**EXERCISE INSTRUCTIONS:**
Look below. Copy each line that has "Correlation" in it.

**EXERCISE MATERIALS:**
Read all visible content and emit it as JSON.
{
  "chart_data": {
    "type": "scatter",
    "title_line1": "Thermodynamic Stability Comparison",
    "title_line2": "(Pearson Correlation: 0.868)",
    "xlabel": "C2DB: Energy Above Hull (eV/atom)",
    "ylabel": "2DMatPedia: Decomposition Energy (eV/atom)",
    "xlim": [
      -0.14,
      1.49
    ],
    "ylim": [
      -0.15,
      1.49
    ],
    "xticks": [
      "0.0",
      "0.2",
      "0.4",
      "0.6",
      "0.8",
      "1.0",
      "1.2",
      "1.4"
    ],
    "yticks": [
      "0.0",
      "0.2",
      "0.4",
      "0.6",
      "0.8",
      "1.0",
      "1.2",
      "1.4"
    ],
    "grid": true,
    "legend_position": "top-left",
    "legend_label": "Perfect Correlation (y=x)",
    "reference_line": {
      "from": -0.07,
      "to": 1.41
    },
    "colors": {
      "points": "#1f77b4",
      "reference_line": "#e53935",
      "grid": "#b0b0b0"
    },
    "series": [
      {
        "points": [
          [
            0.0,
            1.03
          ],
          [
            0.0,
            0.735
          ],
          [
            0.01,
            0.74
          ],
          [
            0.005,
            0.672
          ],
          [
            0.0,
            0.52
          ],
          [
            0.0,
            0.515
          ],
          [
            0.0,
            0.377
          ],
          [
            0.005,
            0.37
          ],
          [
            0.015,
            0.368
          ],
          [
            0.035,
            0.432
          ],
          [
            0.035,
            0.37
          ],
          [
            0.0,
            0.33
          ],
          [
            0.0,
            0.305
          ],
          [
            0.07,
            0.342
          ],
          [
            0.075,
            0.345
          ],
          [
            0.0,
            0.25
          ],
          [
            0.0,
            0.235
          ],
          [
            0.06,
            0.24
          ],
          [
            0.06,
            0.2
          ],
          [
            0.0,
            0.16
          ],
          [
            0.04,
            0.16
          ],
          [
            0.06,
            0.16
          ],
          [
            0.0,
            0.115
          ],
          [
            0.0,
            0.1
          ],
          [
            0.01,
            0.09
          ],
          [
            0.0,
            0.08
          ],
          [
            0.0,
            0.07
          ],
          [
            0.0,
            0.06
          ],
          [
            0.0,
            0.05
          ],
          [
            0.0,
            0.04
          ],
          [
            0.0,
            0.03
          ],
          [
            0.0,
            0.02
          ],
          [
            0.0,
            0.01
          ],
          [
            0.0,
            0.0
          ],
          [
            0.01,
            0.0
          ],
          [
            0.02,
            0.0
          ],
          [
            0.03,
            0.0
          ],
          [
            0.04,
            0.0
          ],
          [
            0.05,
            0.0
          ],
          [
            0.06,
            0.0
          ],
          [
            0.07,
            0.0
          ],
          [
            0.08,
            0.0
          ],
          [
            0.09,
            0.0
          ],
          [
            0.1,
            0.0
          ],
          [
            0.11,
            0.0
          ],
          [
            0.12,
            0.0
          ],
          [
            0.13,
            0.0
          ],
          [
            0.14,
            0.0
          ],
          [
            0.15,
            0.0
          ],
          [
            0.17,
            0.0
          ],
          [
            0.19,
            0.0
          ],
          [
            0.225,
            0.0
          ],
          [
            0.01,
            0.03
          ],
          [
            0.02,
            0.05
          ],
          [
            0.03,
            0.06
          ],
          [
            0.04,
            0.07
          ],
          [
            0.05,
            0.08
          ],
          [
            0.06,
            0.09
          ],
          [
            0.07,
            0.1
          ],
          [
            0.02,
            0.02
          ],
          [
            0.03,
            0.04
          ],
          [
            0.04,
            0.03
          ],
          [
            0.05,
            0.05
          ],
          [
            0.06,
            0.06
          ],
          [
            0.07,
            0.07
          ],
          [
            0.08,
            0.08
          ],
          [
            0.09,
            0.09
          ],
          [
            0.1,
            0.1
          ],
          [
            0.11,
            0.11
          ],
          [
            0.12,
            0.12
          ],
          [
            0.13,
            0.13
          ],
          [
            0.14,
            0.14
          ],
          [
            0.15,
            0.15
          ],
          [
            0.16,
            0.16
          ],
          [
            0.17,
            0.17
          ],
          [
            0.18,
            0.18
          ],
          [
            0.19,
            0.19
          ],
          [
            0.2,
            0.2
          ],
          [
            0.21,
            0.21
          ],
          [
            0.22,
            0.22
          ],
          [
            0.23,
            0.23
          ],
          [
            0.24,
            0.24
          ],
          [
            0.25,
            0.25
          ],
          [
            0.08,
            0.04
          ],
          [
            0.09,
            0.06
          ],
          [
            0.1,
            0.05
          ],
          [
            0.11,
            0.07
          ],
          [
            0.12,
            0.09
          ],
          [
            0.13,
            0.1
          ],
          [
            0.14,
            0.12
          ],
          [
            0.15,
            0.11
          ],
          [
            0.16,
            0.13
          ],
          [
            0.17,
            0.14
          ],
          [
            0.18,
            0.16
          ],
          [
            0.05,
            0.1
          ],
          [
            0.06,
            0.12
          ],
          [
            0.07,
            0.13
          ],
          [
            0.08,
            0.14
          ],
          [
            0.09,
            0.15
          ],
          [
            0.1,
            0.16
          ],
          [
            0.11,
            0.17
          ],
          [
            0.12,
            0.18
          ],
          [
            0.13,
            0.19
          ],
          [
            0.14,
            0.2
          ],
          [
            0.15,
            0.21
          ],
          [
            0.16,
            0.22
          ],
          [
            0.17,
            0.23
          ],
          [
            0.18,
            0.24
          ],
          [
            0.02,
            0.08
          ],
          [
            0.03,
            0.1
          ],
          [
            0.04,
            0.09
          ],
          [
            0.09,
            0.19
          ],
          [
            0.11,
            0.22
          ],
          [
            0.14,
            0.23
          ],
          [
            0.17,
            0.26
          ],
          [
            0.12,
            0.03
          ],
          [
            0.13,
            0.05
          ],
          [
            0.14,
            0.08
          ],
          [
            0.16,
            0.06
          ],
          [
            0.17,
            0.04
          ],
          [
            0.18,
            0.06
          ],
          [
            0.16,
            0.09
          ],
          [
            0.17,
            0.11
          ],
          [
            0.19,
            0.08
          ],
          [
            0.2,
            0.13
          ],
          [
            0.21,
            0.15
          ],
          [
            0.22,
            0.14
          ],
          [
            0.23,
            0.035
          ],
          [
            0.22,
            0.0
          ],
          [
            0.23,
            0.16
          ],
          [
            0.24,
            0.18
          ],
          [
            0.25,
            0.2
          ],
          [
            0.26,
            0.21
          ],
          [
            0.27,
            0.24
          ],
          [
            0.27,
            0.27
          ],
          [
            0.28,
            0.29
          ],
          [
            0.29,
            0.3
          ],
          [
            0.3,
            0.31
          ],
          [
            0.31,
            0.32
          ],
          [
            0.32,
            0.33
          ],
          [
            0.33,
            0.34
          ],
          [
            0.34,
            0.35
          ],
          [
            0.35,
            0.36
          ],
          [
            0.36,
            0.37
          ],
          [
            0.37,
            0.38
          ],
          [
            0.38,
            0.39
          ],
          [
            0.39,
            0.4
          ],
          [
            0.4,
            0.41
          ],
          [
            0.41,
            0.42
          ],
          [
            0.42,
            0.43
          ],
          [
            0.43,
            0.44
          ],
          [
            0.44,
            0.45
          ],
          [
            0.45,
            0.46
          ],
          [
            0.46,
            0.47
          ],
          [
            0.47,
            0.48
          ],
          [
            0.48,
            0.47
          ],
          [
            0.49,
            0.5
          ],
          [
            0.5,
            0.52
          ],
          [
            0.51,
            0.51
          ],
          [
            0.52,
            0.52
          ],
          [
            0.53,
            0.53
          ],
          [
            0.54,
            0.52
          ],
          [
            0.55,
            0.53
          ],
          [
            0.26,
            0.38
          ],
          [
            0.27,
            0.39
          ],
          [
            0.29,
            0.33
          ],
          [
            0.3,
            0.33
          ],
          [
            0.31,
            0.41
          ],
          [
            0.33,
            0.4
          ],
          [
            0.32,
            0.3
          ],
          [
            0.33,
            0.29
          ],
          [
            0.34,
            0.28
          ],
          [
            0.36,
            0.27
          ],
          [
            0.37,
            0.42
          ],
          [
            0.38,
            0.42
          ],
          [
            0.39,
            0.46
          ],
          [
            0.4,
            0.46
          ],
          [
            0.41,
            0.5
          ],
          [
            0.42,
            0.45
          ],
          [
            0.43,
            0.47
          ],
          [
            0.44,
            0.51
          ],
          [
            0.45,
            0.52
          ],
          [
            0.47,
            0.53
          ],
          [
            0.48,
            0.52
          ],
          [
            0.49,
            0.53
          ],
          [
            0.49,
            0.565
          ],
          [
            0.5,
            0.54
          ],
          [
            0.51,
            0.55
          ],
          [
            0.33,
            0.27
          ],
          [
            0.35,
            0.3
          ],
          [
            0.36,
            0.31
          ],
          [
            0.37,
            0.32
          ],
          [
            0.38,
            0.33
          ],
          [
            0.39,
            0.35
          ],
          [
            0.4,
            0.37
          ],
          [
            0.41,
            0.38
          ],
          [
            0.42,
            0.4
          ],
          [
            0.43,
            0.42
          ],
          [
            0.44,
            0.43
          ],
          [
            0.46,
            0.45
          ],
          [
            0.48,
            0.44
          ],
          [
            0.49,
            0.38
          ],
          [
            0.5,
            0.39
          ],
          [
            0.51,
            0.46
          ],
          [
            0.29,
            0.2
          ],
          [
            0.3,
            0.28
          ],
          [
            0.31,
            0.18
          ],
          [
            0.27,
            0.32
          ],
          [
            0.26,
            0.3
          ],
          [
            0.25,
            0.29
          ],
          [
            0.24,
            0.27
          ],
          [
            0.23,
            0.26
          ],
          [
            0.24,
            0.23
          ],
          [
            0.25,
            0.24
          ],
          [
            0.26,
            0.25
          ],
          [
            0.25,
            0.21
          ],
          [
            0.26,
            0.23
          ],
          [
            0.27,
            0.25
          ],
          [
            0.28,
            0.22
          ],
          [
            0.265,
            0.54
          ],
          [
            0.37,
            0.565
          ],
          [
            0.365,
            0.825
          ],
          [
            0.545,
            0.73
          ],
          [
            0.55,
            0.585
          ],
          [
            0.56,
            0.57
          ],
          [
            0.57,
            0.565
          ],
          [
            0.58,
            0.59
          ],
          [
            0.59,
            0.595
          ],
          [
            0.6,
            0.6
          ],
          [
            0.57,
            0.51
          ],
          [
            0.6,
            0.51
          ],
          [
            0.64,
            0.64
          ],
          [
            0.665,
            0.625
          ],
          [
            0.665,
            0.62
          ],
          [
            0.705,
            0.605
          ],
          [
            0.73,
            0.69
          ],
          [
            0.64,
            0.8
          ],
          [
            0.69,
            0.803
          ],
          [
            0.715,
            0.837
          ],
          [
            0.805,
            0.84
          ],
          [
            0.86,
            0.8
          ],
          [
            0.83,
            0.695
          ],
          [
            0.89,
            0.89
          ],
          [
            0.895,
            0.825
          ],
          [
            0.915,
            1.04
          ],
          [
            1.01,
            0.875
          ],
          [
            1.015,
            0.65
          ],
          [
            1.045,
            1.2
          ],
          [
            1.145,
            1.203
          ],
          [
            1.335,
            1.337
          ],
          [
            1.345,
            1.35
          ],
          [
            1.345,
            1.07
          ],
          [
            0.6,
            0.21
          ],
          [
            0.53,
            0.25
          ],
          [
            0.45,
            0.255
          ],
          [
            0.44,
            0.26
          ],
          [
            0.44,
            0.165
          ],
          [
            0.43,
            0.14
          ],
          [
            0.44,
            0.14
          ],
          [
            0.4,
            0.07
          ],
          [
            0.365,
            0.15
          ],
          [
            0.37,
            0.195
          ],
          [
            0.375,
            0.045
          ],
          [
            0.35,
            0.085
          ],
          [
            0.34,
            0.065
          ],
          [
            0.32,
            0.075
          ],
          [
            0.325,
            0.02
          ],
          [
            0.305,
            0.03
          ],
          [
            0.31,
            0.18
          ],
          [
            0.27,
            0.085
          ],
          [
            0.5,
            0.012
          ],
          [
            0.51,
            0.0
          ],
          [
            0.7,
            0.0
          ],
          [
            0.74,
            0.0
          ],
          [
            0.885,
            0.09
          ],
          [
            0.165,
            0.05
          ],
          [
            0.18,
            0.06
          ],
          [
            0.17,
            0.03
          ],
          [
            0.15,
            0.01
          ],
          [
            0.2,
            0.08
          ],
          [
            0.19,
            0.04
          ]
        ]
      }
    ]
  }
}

**PROBLEM SOLUTION:**
    "title_line2": "(Pearson Correlation: 0.868)",
    "legend_label": "Perfect Correlation (y=x)",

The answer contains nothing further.